* [Directive]: Transcribe each line of the material as it is, and drop any picture.

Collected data
───

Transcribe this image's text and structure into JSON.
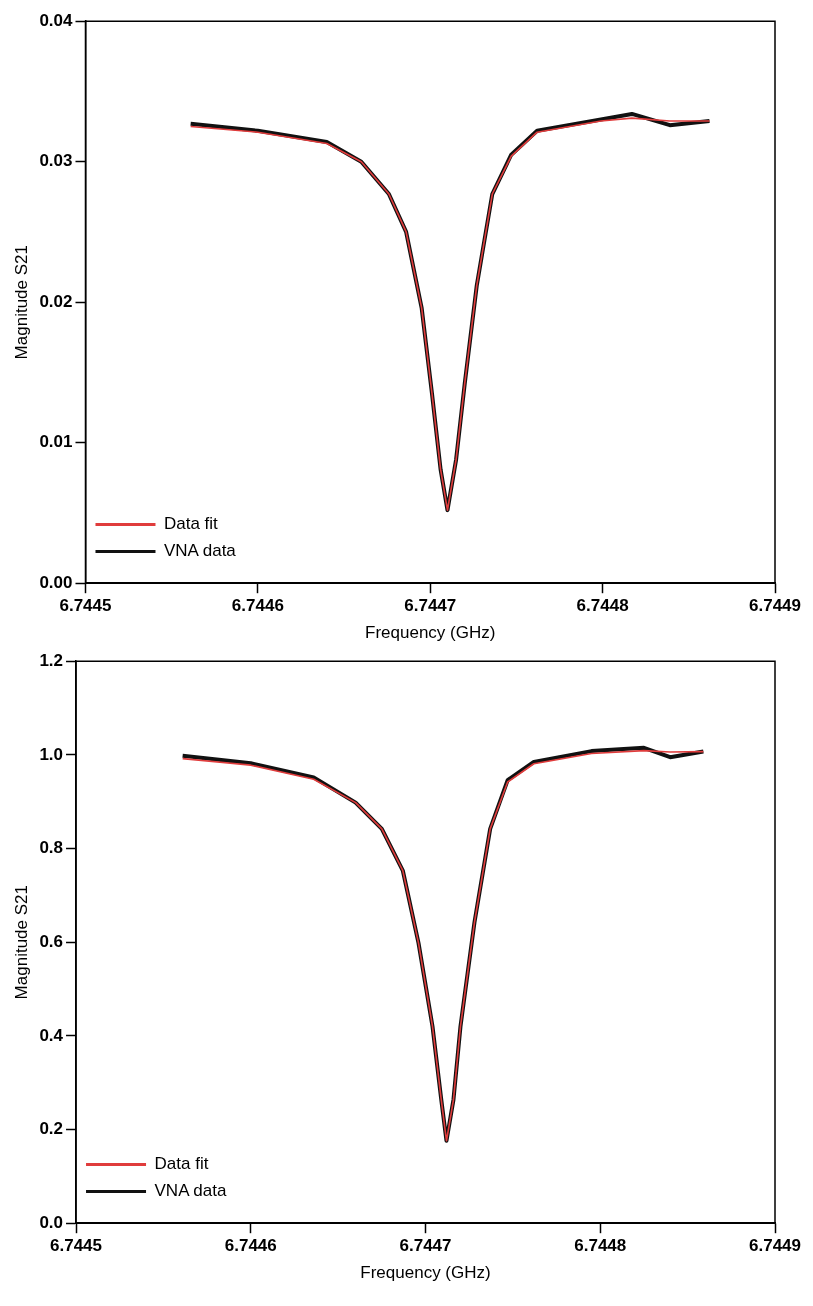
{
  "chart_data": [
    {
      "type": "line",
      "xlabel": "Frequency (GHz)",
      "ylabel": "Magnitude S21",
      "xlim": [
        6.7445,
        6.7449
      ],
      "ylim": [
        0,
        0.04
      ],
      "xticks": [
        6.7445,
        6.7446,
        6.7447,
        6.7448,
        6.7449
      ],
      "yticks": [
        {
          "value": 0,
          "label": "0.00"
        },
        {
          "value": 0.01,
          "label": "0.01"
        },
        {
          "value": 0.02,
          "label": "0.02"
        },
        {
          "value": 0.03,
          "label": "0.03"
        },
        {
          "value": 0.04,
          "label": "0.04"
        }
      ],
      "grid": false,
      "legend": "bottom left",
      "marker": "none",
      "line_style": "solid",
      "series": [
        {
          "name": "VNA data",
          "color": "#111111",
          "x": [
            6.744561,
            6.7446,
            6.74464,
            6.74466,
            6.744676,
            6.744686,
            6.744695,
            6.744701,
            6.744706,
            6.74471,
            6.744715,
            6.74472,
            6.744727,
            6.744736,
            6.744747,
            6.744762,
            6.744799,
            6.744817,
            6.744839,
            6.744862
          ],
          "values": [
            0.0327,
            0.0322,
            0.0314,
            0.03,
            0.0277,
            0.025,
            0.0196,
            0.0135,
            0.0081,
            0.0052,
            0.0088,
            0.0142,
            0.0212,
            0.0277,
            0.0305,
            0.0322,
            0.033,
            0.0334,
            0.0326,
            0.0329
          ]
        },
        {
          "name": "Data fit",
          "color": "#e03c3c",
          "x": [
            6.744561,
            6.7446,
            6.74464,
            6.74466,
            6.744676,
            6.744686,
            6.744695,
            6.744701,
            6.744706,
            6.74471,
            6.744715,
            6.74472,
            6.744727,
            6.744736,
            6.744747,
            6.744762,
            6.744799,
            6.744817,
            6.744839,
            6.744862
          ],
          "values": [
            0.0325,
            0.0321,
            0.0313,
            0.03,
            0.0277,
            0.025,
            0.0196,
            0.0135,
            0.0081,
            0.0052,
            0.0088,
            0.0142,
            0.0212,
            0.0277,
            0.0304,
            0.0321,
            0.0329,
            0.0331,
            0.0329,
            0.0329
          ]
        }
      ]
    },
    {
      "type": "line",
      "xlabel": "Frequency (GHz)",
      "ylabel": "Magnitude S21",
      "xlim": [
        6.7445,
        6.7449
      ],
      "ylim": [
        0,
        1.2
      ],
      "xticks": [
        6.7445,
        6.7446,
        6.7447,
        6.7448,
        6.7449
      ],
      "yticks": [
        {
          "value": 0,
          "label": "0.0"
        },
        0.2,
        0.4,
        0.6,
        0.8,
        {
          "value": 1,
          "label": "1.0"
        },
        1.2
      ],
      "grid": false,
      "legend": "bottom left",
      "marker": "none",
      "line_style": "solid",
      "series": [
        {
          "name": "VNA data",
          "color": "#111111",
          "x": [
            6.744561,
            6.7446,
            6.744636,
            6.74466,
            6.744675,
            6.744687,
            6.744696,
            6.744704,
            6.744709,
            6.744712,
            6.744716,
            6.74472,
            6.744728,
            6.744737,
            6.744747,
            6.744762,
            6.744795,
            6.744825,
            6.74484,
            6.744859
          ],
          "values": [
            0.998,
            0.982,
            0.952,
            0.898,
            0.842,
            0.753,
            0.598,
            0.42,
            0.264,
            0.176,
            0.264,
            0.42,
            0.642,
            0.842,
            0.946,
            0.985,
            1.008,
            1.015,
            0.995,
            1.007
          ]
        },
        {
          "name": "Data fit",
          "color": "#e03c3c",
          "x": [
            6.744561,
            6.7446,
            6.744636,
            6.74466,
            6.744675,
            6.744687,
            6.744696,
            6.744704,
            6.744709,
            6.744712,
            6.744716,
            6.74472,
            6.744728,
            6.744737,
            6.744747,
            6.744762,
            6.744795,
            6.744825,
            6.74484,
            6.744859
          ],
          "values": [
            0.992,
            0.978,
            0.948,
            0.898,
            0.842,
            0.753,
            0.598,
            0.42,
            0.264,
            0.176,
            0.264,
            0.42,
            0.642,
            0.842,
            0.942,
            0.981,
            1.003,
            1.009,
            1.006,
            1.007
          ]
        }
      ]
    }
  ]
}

───

* [Solution]:
Transcribe this image's text and structure into JSON.
{
  "chart_data": [
    {
      "type": "line",
      "xlabel": "Frequency (GHz)",
      "ylabel": "Magnitude S21",
      "xlim": [
        6.7445,
        6.7449
      ],
      "ylim": [
        0,
        0.04
      ],
      "xticks": [
        6.7445,
        6.7446,
        6.7447,
        6.7448,
        6.7449
      ],
      "yticks": [
        {
          "value": 0,
          "label": "0.00"
        },
        {
          "value": 0.01,
          "label": "0.01"
        },
        {
          "value": 0.02,
          "label": "0.02"
        },
        {
          "value": 0.03,
          "label": "0.03"
        },
        {
          "value": 0.04,
          "label": "0.04"
        }
      ],
      "grid": false,
      "legend": "bottom left",
      "marker": "none",
      "line_style": "solid",
      "series": [
        {
          "name": "VNA data",
          "color": "#111111",
          "x": [
            6.744561,
            6.7446,
            6.74464,
            6.74466,
            6.744676,
            6.744686,
            6.744695,
            6.744701,
            6.744706,
            6.74471,
            6.744715,
            6.74472,
            6.744727,
            6.744736,
            6.744747,
            6.744762,
            6.744799,
            6.744817,
            6.744839,
            6.744862
          ],
          "values": [
            0.0327,
            0.0322,
            0.0314,
            0.03,
            0.0277,
            0.025,
            0.0196,
            0.0135,
            0.0081,
            0.0052,
            0.0088,
            0.0142,
            0.0212,
            0.0277,
            0.0305,
            0.0322,
            0.033,
            0.0334,
            0.0326,
            0.0329
          ]
        },
        {
          "name": "Data fit",
          "color": "#e03c3c",
          "x": [
            6.744561,
            6.7446,
            6.74464,
            6.74466,
            6.744676,
            6.744686,
            6.744695,
            6.744701,
            6.744706,
            6.74471,
            6.744715,
            6.74472,
            6.744727,
            6.744736,
            6.744747,
            6.744762,
            6.744799,
            6.744817,
            6.744839,
            6.744862
          ],
          "values": [
            0.0325,
            0.0321,
            0.0313,
            0.03,
            0.0277,
            0.025,
            0.0196,
            0.0135,
            0.0081,
            0.0052,
            0.0088,
            0.0142,
            0.0212,
            0.0277,
            0.0304,
            0.0321,
            0.0329,
            0.0331,
            0.0329,
            0.0329
          ]
        }
      ]
    },
    {
      "type": "line",
      "xlabel": "Frequency (GHz)",
      "ylabel": "Magnitude S21",
      "xlim": [
        6.7445,
        6.7449
      ],
      "ylim": [
        0,
        1.2
      ],
      "xticks": [
        6.7445,
        6.7446,
        6.7447,
        6.7448,
        6.7449
      ],
      "yticks": [
        {
          "value": 0,
          "label": "0.0"
        },
        0.2,
        0.4,
        0.6,
        0.8,
        {
          "value": 1,
          "label": "1.0"
        },
        1.2
      ],
      "grid": false,
      "legend": "bottom left",
      "marker": "none",
      "line_style": "solid",
      "series": [
        {
          "name": "VNA data",
          "color": "#111111",
          "x": [
            6.744561,
            6.7446,
            6.744636,
            6.74466,
            6.744675,
            6.744687,
            6.744696,
            6.744704,
            6.744709,
            6.744712,
            6.744716,
            6.74472,
            6.744728,
            6.744737,
            6.744747,
            6.744762,
            6.744795,
            6.744825,
            6.74484,
            6.744859
          ],
          "values": [
            0.998,
            0.982,
            0.952,
            0.898,
            0.842,
            0.753,
            0.598,
            0.42,
            0.264,
            0.176,
            0.264,
            0.42,
            0.642,
            0.842,
            0.946,
            0.985,
            1.008,
            1.015,
            0.995,
            1.007
          ]
        },
        {
          "name": "Data fit",
          "color": "#e03c3c",
          "x": [
            6.744561,
            6.7446,
            6.744636,
            6.74466,
            6.744675,
            6.744687,
            6.744696,
            6.744704,
            6.744709,
            6.744712,
            6.744716,
            6.74472,
            6.744728,
            6.744737,
            6.744747,
            6.744762,
            6.744795,
            6.744825,
            6.74484,
            6.744859
          ],
          "values": [
            0.992,
            0.978,
            0.948,
            0.898,
            0.842,
            0.753,
            0.598,
            0.42,
            0.264,
            0.176,
            0.264,
            0.42,
            0.642,
            0.842,
            0.942,
            0.981,
            1.003,
            1.009,
            1.006,
            1.007
          ]
        }
      ]
    }
  ]
}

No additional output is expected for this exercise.